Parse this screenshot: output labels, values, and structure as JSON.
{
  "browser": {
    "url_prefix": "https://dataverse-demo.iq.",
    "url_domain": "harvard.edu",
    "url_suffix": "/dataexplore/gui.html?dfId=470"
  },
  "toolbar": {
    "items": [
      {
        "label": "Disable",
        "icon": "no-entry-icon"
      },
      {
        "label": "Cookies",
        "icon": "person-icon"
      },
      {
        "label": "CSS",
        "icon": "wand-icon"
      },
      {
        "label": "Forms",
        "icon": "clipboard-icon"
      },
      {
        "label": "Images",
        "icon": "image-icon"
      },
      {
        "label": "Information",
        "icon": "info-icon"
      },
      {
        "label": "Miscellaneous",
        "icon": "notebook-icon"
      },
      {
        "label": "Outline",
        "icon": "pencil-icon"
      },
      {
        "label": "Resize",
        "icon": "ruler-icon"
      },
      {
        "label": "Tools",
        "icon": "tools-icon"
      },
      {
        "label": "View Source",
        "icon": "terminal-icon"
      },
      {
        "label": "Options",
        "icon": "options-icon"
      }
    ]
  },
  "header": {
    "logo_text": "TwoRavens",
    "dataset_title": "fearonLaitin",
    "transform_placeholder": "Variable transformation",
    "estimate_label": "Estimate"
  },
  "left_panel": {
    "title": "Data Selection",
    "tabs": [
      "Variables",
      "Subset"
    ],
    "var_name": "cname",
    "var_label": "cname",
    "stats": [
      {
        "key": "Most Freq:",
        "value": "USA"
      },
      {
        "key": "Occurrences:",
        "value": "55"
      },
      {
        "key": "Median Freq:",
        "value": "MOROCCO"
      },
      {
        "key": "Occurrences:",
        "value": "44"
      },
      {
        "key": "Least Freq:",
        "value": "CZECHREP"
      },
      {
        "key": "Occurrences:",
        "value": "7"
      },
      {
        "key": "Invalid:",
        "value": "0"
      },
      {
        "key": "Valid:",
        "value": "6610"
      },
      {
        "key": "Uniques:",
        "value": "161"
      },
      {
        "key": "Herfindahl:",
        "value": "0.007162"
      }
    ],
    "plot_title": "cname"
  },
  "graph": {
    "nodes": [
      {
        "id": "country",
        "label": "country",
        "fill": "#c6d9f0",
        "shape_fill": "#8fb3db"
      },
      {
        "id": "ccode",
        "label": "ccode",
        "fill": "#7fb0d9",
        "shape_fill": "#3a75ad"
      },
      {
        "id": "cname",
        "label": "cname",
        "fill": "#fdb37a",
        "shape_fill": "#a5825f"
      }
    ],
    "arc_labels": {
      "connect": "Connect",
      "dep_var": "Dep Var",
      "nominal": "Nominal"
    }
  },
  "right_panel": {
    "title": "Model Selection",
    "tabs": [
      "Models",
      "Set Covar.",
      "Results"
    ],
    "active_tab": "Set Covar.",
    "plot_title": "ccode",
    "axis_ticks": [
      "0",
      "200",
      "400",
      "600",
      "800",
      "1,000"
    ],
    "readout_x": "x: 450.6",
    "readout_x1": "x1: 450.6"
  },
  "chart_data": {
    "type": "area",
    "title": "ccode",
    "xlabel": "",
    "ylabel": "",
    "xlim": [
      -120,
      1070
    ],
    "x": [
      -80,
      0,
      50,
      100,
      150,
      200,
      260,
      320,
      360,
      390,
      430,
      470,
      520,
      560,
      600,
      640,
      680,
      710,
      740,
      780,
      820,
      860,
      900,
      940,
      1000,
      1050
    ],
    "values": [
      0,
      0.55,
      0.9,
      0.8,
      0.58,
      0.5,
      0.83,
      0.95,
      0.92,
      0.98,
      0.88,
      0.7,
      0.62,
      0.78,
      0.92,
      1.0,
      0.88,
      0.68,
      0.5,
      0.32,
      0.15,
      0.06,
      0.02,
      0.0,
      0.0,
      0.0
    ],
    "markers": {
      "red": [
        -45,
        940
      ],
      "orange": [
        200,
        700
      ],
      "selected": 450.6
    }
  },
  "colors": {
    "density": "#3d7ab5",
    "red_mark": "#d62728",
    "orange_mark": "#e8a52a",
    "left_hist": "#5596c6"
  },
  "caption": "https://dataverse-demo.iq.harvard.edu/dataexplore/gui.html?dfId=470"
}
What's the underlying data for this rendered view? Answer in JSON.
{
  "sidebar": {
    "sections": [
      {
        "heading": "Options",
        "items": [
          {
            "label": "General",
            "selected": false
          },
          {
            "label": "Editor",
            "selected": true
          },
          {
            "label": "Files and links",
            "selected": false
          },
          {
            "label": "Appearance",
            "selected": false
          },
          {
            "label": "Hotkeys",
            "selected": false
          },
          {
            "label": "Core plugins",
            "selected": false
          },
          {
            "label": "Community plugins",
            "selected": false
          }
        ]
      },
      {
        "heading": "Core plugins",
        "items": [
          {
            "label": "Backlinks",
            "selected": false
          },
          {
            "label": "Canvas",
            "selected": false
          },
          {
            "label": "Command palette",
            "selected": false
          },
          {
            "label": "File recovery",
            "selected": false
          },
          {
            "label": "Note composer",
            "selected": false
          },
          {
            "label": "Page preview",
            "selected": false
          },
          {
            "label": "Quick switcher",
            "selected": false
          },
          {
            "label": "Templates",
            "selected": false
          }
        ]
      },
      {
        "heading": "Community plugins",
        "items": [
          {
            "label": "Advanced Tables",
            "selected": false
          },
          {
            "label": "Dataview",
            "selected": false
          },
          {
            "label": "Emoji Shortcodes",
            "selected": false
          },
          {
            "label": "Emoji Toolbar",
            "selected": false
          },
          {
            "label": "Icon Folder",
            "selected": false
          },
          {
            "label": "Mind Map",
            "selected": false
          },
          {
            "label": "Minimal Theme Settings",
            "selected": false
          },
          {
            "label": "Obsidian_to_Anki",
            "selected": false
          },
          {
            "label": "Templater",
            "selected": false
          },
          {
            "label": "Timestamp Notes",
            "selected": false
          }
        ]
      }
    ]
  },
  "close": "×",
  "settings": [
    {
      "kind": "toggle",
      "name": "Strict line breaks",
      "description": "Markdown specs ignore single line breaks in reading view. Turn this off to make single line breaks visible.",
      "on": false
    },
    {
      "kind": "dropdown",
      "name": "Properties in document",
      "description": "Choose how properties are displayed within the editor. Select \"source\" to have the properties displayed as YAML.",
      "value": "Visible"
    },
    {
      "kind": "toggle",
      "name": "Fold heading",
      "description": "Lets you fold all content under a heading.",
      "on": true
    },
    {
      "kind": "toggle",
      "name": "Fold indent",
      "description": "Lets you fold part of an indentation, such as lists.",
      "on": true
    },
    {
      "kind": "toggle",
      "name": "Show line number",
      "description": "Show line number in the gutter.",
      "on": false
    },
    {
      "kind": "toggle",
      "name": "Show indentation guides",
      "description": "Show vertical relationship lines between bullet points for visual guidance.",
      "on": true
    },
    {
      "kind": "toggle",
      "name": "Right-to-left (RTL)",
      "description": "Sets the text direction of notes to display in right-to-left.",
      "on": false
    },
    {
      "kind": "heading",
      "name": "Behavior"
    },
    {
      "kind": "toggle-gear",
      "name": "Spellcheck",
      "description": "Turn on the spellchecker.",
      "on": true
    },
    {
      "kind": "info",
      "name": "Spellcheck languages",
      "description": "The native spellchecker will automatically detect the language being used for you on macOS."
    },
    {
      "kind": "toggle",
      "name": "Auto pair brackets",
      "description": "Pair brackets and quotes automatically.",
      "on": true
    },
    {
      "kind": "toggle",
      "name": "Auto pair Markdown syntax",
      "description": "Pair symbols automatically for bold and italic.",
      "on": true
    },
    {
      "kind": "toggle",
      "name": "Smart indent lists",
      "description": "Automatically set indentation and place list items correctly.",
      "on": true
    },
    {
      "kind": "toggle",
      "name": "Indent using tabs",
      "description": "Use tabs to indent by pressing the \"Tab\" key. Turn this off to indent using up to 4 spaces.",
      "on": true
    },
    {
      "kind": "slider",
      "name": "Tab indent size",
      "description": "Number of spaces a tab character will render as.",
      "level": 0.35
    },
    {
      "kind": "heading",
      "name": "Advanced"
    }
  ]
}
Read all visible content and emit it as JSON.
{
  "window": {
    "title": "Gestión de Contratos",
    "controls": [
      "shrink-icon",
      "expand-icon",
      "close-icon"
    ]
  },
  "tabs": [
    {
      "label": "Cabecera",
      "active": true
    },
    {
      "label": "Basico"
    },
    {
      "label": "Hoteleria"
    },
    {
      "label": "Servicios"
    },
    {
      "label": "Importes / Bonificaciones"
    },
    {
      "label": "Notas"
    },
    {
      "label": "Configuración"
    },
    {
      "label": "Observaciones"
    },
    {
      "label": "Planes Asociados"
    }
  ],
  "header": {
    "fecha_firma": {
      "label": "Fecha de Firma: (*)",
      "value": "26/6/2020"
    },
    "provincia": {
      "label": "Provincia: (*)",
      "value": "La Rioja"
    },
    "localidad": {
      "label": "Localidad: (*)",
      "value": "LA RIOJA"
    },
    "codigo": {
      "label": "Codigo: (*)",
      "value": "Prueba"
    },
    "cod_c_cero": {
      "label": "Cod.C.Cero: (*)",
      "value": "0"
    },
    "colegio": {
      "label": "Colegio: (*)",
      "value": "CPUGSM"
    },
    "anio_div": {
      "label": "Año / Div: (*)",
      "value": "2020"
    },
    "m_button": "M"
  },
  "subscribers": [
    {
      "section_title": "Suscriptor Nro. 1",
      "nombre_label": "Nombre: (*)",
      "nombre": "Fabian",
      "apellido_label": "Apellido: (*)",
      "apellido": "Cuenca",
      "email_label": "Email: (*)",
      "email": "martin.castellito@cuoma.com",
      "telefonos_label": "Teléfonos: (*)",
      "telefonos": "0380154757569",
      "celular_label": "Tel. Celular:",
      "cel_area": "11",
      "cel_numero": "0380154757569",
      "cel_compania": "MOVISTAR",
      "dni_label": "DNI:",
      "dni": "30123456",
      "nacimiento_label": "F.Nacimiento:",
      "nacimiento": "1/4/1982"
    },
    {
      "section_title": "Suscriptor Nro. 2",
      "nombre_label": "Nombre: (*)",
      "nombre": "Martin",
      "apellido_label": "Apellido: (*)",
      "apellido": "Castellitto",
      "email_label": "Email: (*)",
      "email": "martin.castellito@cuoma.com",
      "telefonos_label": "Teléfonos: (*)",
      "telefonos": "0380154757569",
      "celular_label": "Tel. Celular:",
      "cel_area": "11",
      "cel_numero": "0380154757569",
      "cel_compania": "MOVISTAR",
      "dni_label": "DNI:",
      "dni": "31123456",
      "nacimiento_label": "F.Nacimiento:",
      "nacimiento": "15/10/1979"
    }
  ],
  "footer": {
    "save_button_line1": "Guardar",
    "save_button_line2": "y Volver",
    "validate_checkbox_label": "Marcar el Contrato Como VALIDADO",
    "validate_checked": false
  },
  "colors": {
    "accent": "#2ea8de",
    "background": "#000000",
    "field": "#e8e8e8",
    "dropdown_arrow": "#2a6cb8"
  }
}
::::::::
What is the number of lines above that contain the string "values"? Answer with the number alone.

Complete response
2